I never felt like a stranger when I was in Kindergarten — I guess I was too young to understand. It wasn't until first grade that I remember feeling different. While my classmates were at Music Class, I stayed behind in our classroom. I sat at my desk watching my teacher grade papers, wondering why I wasn't with the rest. Sure, I understood music was haraam…but why was *I* the one who had to be different from everyone else? I asked myself the infamous question over and over. Why ME?

A month later, I dejectedly watched all my friends and classmates march proudly around the room -- and then the whole school — in their pumpkin, cats, witches, and ghosts costumes, hating the fact that I was the one who had to be Muslim -- and different. Christmas, Thanksgiving, Valentines, and Easter were no different. Day after day, week after week, month after month, year after year, it was the same.

At home and after school, with the few Muslim friends I had in that remote Iowan town, the feeling would be gone and I would think to myself that being Muslim was the greatest thing in the world. Didn't my father just tell me the story of Ibrahim (AS) last night? The one who, at first, was all alone with his Islam? Yet he knew he had Allah. And what about the stories of strong, wise Umar, kind, gentle, truthful Abu Bakr, Allah-fearing, brave Bilal? With them, who needed Santa Clause, St.Valentines, and the Easter bunny-rabbit? They have Thanksgiving to thank God with — we have all year. But once in the classroom, surrounded by my friends and fellow students as they chattered excitedly about what they got for Christmas or where they were going for Easter, the beautiful stories and thoughts were gone, replaced with bitter resentment of my religion.

By fifth grade, things were somewhat better. I was a little older, understood a bit more, but the feeling was always there, especially powerful when I would hand slumber or birthday party invitations back to the owner and tell them politely that I was busy at so and so date. Or when, occasionally in the late spring, classmates would wonder aloud why I never wore shorts or mini skirts.

Up until around fourth grade, my friends were mostly boys. I learned early on that unless you fit in completely, it was hard to become close to most of the girls. They always formed cliques and, especially in the early years, "special clubs". With the boys, it wasn't the same. I secretly thought that usually the girls were awfully dull — boys were always much more exciting. But by the time they were 9 and 10, the boys were starting to form interest in the girls and vise versa. So from then on I was fully an outsider. I fit in with neither group.

I began wearing the scarf that year, but al-hamdulillah, all praise to Allah, it was one of the few things I was extremely honored about doing. I had gone to that same school since first grade so everyone knew me, and it came as no big surprise, seeing my mom come and go with the full hijaab, that I too, would wear it someday. It made it even easier that I never was into clothes, hair or personal appearance, as most of the girls were at that early age of 10 and 11.

During the summer before sixth grade, we moved to another state and my parents decided to home school me, the educational level in the schools at the state not being very high. Al-hamdullilah because it was one of the best choices they ever made. It gave me a full year to learn about myself and why I am here on earth in the first place. I had a lot more awareness and confidence in my religion and myself by the seventh grade, when my father's job forced us to move yet again to another town and I was put back into the public school. This time I was placed in a predominantly African-American school (it had a language-teaching program, Arabic being one of the languages taught), completely opposite from the all-white school I had gone to all my life. Al-hamdulillah, the change was for the better -- they were a lot more accepting of minorities and differences in that school. That wasn't the only "change-for-the-better". This time the issue wasn't the hating of being different. Now, there was a change in me. I hated the way my classmates acted, the things they talked about, the way they dressed. The bottom line was that I hated being with the kufaar. Finally, I loved being different.

## Request 1
Copy word for word the part of the essay on growing up Muslim at school that opens with the words containing "I never felt" and closes with "over. Why ME?".
## Request 2
Go on with the essay on growing up Muslim at school, picking up right after its final sentence.

## Entries
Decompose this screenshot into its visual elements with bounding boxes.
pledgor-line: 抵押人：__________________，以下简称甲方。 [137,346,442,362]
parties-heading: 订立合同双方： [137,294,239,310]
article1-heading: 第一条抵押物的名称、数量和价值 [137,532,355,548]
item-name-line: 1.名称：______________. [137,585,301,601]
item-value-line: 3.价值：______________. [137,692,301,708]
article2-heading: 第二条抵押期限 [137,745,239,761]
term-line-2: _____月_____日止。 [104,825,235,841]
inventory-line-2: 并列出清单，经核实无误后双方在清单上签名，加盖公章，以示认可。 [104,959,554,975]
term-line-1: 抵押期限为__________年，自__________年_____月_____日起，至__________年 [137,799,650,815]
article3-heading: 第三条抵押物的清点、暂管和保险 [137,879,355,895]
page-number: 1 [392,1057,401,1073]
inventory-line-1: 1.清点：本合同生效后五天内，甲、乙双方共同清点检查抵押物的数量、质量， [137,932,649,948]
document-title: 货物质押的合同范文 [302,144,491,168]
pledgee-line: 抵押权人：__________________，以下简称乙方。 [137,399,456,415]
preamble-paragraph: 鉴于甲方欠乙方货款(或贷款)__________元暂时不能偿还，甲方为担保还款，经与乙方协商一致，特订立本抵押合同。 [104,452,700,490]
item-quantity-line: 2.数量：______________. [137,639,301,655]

--

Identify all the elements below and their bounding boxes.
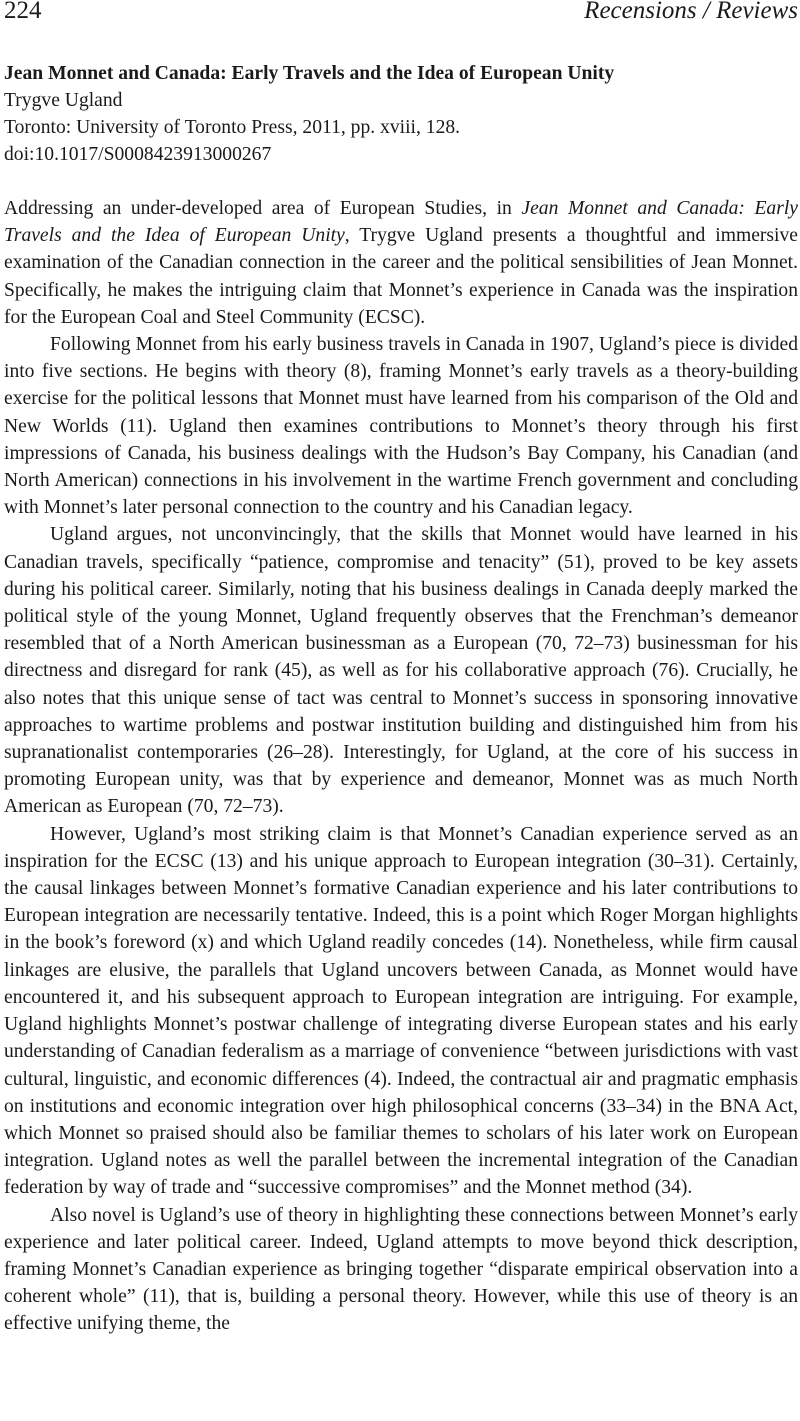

## Task response 1
I never felt like a stranger when I was in Kindergarten — I guess I was too young to understand. It wasn't until first grade that I remember feeling different. While my classmates were at Music Class, I stayed behind in our classroom. I sat at my desk watching my teacher grade papers, wondering why I wasn't with the rest. Sure, I understood music was haraam…but why was *I* the one who had to be different from everyone else? I asked myself the infamous question over and over. Why ME?

## Task response 2
That year was the last year I went to public school. My parents decided to home school me from then on, at last fully realizing the effect of public school. "I don't have to be The Stranger anymore!" I remember excitedly writing in my journal in the beginning of eighth grade. Little did I know.

The next year we moved to a city with a large Muslim community. I was really excited, thinking that now, at long last, I would fit in, be where I belonged. I felt like it was a dream come true. And it was…but only partly, if not less.

Every now and then, while I'm talking with another Muslim about how music is forbidden, or why we shouldn't go to the movie theater, or why it's better to wear jilbaab and not just a long skirt and shirt, or why we have to follow the Prophet (S)'s sunnah and not just the Qur'an, I get this sudden pang of, "I'm so different, so strange! WHY?" Sometimes when I'm sitting with a group of Muslim girls around my age, talking, maybe laughing and joking, when the conversation somehow turns to Will Smith or Madonna or the latest make-up tip in Seventeen, a sudden chill goes through my body and I feel as though they're, the lot of them, one thing and I am another. "I'm among Muslims now but I'm still an outsider," I think as I watch them.

But it's not like the years before when I would dislike who I was because I was different. Because now I smile and find strength in remembering the words of Allah's Messenger (S), ‹Glad tidings are for the strangers.›

Note:

All praise is due to Allah Who guided this sister to the safety of His religion. How few stories there are like hers! Let no Muslim parent think that his child "will be fine" living and growing up in the West. Most children (the sister above is a rare exception) who go through the school systems in America or Europe are unable to withstand the corrupting influences of "peer pressure" and an unislaamic education. We ask Allaah to make it easy for us to raise our children in supportive, positive Muslim environments, as He says in the Qur'aan (translated): «Oh you who believe, save yourselves and your families from a fire whose fuel is men and stones….» (At-Tahreem)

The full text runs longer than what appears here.